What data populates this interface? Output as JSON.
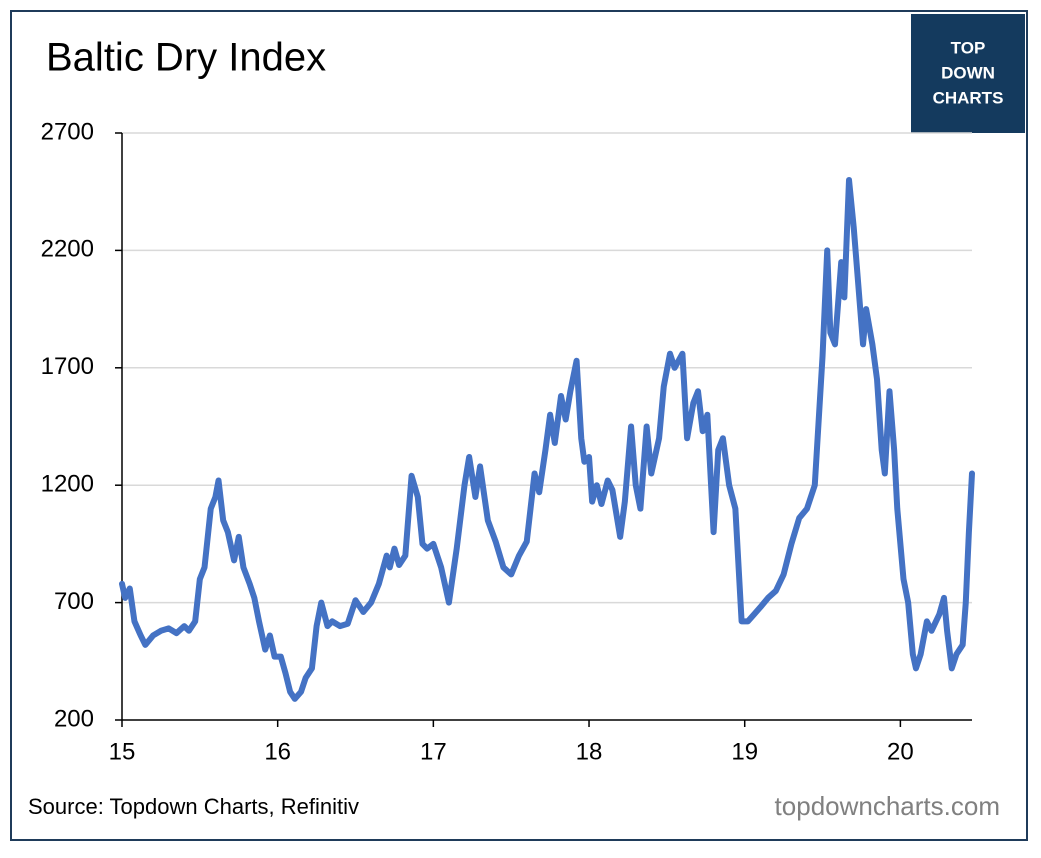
{
  "chart_data": {
    "type": "line",
    "title": "Baltic Dry Index",
    "logo": [
      "TOP",
      "DOWN",
      "CHARTS"
    ],
    "source": "Source: Topdown Charts, Refinitiv",
    "watermark": "topdowncharts.com",
    "color": "#4472c4",
    "xlim": [
      15,
      20.46
    ],
    "xticks": [
      15,
      16,
      17,
      18,
      19,
      20
    ],
    "ylim": [
      200,
      2700
    ],
    "yticks": [
      200,
      700,
      1200,
      1700,
      2200,
      2700
    ],
    "grid": true,
    "x": [
      15.0,
      15.02,
      15.05,
      15.08,
      15.12,
      15.15,
      15.2,
      15.25,
      15.3,
      15.35,
      15.4,
      15.43,
      15.47,
      15.5,
      15.53,
      15.57,
      15.6,
      15.62,
      15.65,
      15.68,
      15.72,
      15.75,
      15.78,
      15.82,
      15.85,
      15.88,
      15.92,
      15.95,
      15.98,
      16.02,
      16.05,
      16.08,
      16.11,
      16.15,
      16.18,
      16.22,
      16.25,
      16.28,
      16.32,
      16.35,
      16.4,
      16.45,
      16.5,
      16.55,
      16.6,
      16.65,
      16.7,
      16.72,
      16.75,
      16.78,
      16.82,
      16.86,
      16.9,
      16.93,
      16.96,
      17.0,
      17.05,
      17.1,
      17.15,
      17.2,
      17.23,
      17.27,
      17.3,
      17.35,
      17.4,
      17.45,
      17.5,
      17.55,
      17.6,
      17.65,
      17.68,
      17.72,
      17.75,
      17.78,
      17.82,
      17.85,
      17.88,
      17.92,
      17.95,
      17.97,
      18.0,
      18.02,
      18.05,
      18.08,
      18.12,
      18.15,
      18.2,
      18.23,
      18.27,
      18.3,
      18.33,
      18.37,
      18.4,
      18.45,
      18.48,
      18.52,
      18.55,
      18.6,
      18.63,
      18.67,
      18.7,
      18.73,
      18.76,
      18.8,
      18.83,
      18.86,
      18.9,
      18.94,
      18.98,
      19.02,
      19.06,
      19.1,
      19.15,
      19.2,
      19.25,
      19.3,
      19.35,
      19.4,
      19.45,
      19.5,
      19.53,
      19.55,
      19.58,
      19.62,
      19.64,
      19.67,
      19.7,
      19.73,
      19.76,
      19.78,
      19.82,
      19.85,
      19.88,
      19.9,
      19.93,
      19.96,
      19.98,
      20.02,
      20.05,
      20.08,
      20.1,
      20.13,
      20.17,
      20.2,
      20.25,
      20.28,
      20.3,
      20.33,
      20.36,
      20.4,
      20.42,
      20.44,
      20.46
    ],
    "values": [
      780,
      720,
      760,
      620,
      560,
      520,
      560,
      580,
      590,
      570,
      600,
      580,
      620,
      800,
      850,
      1100,
      1150,
      1220,
      1050,
      1000,
      880,
      980,
      850,
      780,
      720,
      620,
      500,
      560,
      470,
      470,
      400,
      320,
      290,
      320,
      380,
      420,
      600,
      700,
      600,
      620,
      600,
      610,
      710,
      660,
      700,
      780,
      900,
      850,
      930,
      860,
      900,
      1240,
      1150,
      950,
      930,
      950,
      850,
      700,
      930,
      1200,
      1320,
      1150,
      1280,
      1050,
      960,
      850,
      820,
      900,
      960,
      1250,
      1170,
      1350,
      1500,
      1380,
      1580,
      1480,
      1600,
      1730,
      1400,
      1300,
      1320,
      1130,
      1200,
      1120,
      1220,
      1180,
      980,
      1130,
      1450,
      1200,
      1100,
      1450,
      1250,
      1400,
      1620,
      1760,
      1700,
      1760,
      1400,
      1550,
      1600,
      1430,
      1500,
      1000,
      1350,
      1400,
      1200,
      1100,
      620,
      620,
      650,
      680,
      720,
      750,
      820,
      950,
      1060,
      1100,
      1200,
      1750,
      2200,
      1850,
      1800,
      2150,
      2000,
      2500,
      2300,
      2050,
      1800,
      1950,
      1800,
      1650,
      1350,
      1250,
      1600,
      1350,
      1100,
      800,
      700,
      480,
      420,
      480,
      620,
      580,
      650,
      720,
      580,
      420,
      480,
      520,
      700,
      1000,
      1250
    ]
  }
}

- - -

## [WHAT IS ASKED]
Quote every entry exactly, with the pictures omitted.

## [EXERCISE RESPONSE]
What data populates this interface? Output as JSON.
{
  "chart_data": {
    "type": "line",
    "title": "Baltic Dry Index",
    "logo": [
      "TOP",
      "DOWN",
      "CHARTS"
    ],
    "source": "Source: Topdown Charts, Refinitiv",
    "watermark": "topdowncharts.com",
    "color": "#4472c4",
    "xlim": [
      15,
      20.46
    ],
    "xticks": [
      15,
      16,
      17,
      18,
      19,
      20
    ],
    "ylim": [
      200,
      2700
    ],
    "yticks": [
      200,
      700,
      1200,
      1700,
      2200,
      2700
    ],
    "grid": true,
    "x": [
      15.0,
      15.02,
      15.05,
      15.08,
      15.12,
      15.15,
      15.2,
      15.25,
      15.3,
      15.35,
      15.4,
      15.43,
      15.47,
      15.5,
      15.53,
      15.57,
      15.6,
      15.62,
      15.65,
      15.68,
      15.72,
      15.75,
      15.78,
      15.82,
      15.85,
      15.88,
      15.92,
      15.95,
      15.98,
      16.02,
      16.05,
      16.08,
      16.11,
      16.15,
      16.18,
      16.22,
      16.25,
      16.28,
      16.32,
      16.35,
      16.4,
      16.45,
      16.5,
      16.55,
      16.6,
      16.65,
      16.7,
      16.72,
      16.75,
      16.78,
      16.82,
      16.86,
      16.9,
      16.93,
      16.96,
      17.0,
      17.05,
      17.1,
      17.15,
      17.2,
      17.23,
      17.27,
      17.3,
      17.35,
      17.4,
      17.45,
      17.5,
      17.55,
      17.6,
      17.65,
      17.68,
      17.72,
      17.75,
      17.78,
      17.82,
      17.85,
      17.88,
      17.92,
      17.95,
      17.97,
      18.0,
      18.02,
      18.05,
      18.08,
      18.12,
      18.15,
      18.2,
      18.23,
      18.27,
      18.3,
      18.33,
      18.37,
      18.4,
      18.45,
      18.48,
      18.52,
      18.55,
      18.6,
      18.63,
      18.67,
      18.7,
      18.73,
      18.76,
      18.8,
      18.83,
      18.86,
      18.9,
      18.94,
      18.98,
      19.02,
      19.06,
      19.1,
      19.15,
      19.2,
      19.25,
      19.3,
      19.35,
      19.4,
      19.45,
      19.5,
      19.53,
      19.55,
      19.58,
      19.62,
      19.64,
      19.67,
      19.7,
      19.73,
      19.76,
      19.78,
      19.82,
      19.85,
      19.88,
      19.9,
      19.93,
      19.96,
      19.98,
      20.02,
      20.05,
      20.08,
      20.1,
      20.13,
      20.17,
      20.2,
      20.25,
      20.28,
      20.3,
      20.33,
      20.36,
      20.4,
      20.42,
      20.44,
      20.46
    ],
    "values": [
      780,
      720,
      760,
      620,
      560,
      520,
      560,
      580,
      590,
      570,
      600,
      580,
      620,
      800,
      850,
      1100,
      1150,
      1220,
      1050,
      1000,
      880,
      980,
      850,
      780,
      720,
      620,
      500,
      560,
      470,
      470,
      400,
      320,
      290,
      320,
      380,
      420,
      600,
      700,
      600,
      620,
      600,
      610,
      710,
      660,
      700,
      780,
      900,
      850,
      930,
      860,
      900,
      1240,
      1150,
      950,
      930,
      950,
      850,
      700,
      930,
      1200,
      1320,
      1150,
      1280,
      1050,
      960,
      850,
      820,
      900,
      960,
      1250,
      1170,
      1350,
      1500,
      1380,
      1580,
      1480,
      1600,
      1730,
      1400,
      1300,
      1320,
      1130,
      1200,
      1120,
      1220,
      1180,
      980,
      1130,
      1450,
      1200,
      1100,
      1450,
      1250,
      1400,
      1620,
      1760,
      1700,
      1760,
      1400,
      1550,
      1600,
      1430,
      1500,
      1000,
      1350,
      1400,
      1200,
      1100,
      620,
      620,
      650,
      680,
      720,
      750,
      820,
      950,
      1060,
      1100,
      1200,
      1750,
      2200,
      1850,
      1800,
      2150,
      2000,
      2500,
      2300,
      2050,
      1800,
      1950,
      1800,
      1650,
      1350,
      1250,
      1600,
      1350,
      1100,
      800,
      700,
      480,
      420,
      480,
      620,
      580,
      650,
      720,
      580,
      420,
      480,
      520,
      700,
      1000,
      1250
    ]
  }
}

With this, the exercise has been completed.